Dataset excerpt
* START *
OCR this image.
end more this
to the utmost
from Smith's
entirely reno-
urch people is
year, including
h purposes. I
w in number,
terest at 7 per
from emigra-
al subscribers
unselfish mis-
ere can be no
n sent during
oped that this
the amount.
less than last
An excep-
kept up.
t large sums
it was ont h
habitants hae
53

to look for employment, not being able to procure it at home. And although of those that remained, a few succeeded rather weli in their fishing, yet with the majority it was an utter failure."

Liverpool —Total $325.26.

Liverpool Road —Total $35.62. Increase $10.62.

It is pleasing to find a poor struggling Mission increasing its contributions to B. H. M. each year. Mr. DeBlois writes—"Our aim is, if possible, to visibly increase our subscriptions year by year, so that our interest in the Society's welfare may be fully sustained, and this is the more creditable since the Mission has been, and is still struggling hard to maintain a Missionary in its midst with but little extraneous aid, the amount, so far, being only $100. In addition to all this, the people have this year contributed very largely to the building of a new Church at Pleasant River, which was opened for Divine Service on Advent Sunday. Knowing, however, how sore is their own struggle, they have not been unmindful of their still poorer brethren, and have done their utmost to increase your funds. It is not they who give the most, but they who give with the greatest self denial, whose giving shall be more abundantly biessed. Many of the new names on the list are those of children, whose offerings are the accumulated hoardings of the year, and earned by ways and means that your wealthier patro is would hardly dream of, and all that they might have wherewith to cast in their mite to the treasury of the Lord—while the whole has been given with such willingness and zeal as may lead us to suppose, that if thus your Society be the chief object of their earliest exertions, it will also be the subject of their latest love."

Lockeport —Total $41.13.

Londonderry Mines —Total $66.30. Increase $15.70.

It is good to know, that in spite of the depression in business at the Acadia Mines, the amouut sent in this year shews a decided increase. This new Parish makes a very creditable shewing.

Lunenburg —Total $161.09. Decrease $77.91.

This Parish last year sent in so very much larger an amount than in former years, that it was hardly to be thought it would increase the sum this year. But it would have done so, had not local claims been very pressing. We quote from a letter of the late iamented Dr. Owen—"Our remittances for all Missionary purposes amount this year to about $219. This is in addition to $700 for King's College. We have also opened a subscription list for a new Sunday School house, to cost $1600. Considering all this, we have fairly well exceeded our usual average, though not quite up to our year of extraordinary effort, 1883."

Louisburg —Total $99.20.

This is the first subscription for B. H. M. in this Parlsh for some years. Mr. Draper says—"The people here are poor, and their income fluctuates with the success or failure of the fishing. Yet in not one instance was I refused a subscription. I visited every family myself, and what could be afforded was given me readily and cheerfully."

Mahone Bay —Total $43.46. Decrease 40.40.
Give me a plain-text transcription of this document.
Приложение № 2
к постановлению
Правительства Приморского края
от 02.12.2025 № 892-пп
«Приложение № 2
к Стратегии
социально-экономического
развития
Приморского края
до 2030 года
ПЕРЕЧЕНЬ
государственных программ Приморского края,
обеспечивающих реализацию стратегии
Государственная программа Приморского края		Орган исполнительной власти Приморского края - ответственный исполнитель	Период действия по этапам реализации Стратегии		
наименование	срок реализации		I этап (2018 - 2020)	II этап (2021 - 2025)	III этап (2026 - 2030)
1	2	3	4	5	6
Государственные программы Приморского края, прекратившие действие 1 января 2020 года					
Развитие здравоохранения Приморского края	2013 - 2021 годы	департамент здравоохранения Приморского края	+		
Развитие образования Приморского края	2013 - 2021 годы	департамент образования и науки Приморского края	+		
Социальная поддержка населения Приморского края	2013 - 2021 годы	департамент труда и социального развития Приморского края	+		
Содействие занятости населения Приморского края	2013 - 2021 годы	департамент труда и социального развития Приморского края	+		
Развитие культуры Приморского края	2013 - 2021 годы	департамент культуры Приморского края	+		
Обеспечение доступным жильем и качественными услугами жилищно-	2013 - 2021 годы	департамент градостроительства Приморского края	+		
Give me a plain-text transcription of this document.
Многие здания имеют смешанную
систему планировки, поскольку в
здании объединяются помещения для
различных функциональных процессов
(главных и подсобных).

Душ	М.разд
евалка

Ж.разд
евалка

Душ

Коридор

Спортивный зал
* END *
## EXERCISE DESCRIPTION
In how many lines of the data does the string "Decrease" appear? Give only the number.

## SOLVED EXERCISE
2